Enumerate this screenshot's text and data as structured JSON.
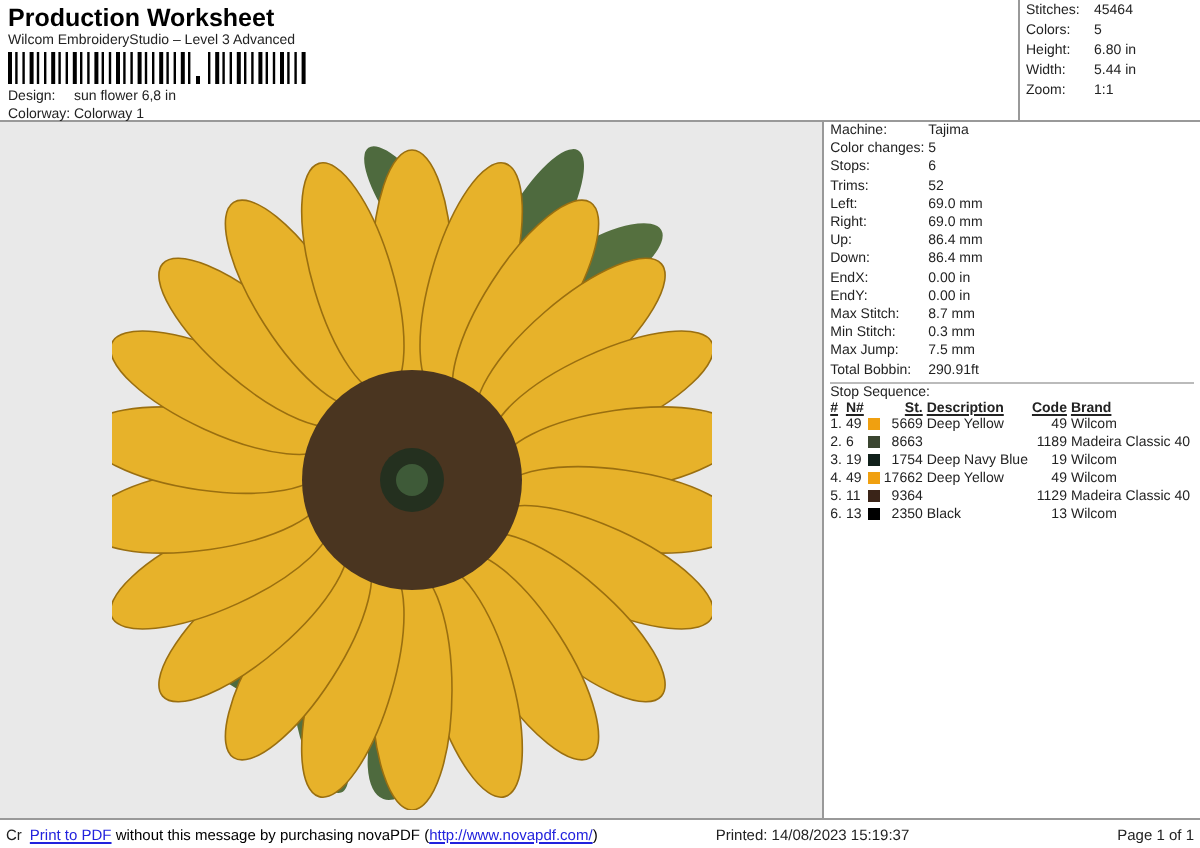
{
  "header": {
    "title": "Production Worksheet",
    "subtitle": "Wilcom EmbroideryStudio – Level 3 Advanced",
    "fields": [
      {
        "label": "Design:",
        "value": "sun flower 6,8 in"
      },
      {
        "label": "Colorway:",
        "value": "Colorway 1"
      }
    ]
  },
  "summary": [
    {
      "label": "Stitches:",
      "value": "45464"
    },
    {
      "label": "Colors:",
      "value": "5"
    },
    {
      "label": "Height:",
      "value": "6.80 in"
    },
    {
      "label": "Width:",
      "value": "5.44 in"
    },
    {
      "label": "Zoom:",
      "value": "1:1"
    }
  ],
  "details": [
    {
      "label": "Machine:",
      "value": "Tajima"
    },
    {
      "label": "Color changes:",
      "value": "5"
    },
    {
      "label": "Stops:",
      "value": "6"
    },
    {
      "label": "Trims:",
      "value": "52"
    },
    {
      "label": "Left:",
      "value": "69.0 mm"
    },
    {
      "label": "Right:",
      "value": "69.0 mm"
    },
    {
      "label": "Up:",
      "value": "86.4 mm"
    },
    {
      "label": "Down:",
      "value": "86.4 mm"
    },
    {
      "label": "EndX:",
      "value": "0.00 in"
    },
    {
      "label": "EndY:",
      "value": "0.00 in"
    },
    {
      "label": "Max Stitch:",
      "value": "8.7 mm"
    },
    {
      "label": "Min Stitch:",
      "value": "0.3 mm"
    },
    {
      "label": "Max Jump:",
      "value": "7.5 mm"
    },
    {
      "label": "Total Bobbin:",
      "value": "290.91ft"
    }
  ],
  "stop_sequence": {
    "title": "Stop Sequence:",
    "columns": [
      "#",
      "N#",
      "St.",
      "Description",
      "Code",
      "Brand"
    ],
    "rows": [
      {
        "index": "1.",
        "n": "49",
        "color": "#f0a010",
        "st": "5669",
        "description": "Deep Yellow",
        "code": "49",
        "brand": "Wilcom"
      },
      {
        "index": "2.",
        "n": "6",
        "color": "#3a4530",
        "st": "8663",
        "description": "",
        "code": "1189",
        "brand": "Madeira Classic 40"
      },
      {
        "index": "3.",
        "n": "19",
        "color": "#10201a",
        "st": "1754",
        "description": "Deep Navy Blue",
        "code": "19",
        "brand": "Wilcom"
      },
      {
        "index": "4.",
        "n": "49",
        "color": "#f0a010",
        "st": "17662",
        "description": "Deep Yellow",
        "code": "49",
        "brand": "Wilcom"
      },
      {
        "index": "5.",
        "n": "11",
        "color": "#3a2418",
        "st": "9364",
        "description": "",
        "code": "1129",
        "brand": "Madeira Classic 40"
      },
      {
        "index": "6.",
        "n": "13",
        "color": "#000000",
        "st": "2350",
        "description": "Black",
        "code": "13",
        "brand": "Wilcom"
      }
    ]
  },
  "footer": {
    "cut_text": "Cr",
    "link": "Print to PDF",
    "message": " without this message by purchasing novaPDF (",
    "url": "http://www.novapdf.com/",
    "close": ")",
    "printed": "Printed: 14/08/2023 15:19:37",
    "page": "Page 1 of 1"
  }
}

——

Stated task - Reproduce all the entries that precede this task, word for word, minus any pictures.

Exercise output -
Enumerate this screenshot's text and data as structured JSON.
{
  "header": {
    "title": "Production Worksheet",
    "subtitle": "Wilcom EmbroideryStudio – Level 3 Advanced",
    "fields": [
      {
        "label": "Design:",
        "value": "sun flower 6,8 in"
      },
      {
        "label": "Colorway:",
        "value": "Colorway 1"
      }
    ]
  },
  "summary": [
    {
      "label": "Stitches:",
      "value": "45464"
    },
    {
      "label": "Colors:",
      "value": "5"
    },
    {
      "label": "Height:",
      "value": "6.80 in"
    },
    {
      "label": "Width:",
      "value": "5.44 in"
    },
    {
      "label": "Zoom:",
      "value": "1:1"
    }
  ],
  "details": [
    {
      "label": "Machine:",
      "value": "Tajima"
    },
    {
      "label": "Color changes:",
      "value": "5"
    },
    {
      "label": "Stops:",
      "value": "6"
    },
    {
      "label": "Trims:",
      "value": "52"
    },
    {
      "label": "Left:",
      "value": "69.0 mm"
    },
    {
      "label": "Right:",
      "value": "69.0 mm"
    },
    {
      "label": "Up:",
      "value": "86.4 mm"
    },
    {
      "label": "Down:",
      "value": "86.4 mm"
    },
    {
      "label": "EndX:",
      "value": "0.00 in"
    },
    {
      "label": "EndY:",
      "value": "0.00 in"
    },
    {
      "label": "Max Stitch:",
      "value": "8.7 mm"
    },
    {
      "label": "Min Stitch:",
      "value": "0.3 mm"
    },
    {
      "label": "Max Jump:",
      "value": "7.5 mm"
    },
    {
      "label": "Total Bobbin:",
      "value": "290.91ft"
    }
  ],
  "stop_sequence": {
    "title": "Stop Sequence:",
    "columns": [
      "#",
      "N#",
      "St.",
      "Description",
      "Code",
      "Brand"
    ],
    "rows": [
      {
        "index": "1.",
        "n": "49",
        "color": "#f0a010",
        "st": "5669",
        "description": "Deep Yellow",
        "code": "49",
        "brand": "Wilcom"
      },
      {
        "index": "2.",
        "n": "6",
        "color": "#3a4530",
        "st": "8663",
        "description": "",
        "code": "1189",
        "brand": "Madeira Classic 40"
      },
      {
        "index": "3.",
        "n": "19",
        "color": "#10201a",
        "st": "1754",
        "description": "Deep Navy Blue",
        "code": "19",
        "brand": "Wilcom"
      },
      {
        "index": "4.",
        "n": "49",
        "color": "#f0a010",
        "st": "17662",
        "description": "Deep Yellow",
        "code": "49",
        "brand": "Wilcom"
      },
      {
        "index": "5.",
        "n": "11",
        "color": "#3a2418",
        "st": "9364",
        "description": "",
        "code": "1129",
        "brand": "Madeira Classic 40"
      },
      {
        "index": "6.",
        "n": "13",
        "color": "#000000",
        "st": "2350",
        "description": "Black",
        "code": "13",
        "brand": "Wilcom"
      }
    ]
  },
  "footer": {
    "cut_text": "Cr",
    "link": "Print to PDF",
    "message": " without this message by purchasing novaPDF (",
    "url": "http://www.novapdf.com/",
    "close": ")",
    "printed": "Printed: 14/08/2023 15:19:37",
    "page": "Page 1 of 1"
  }
}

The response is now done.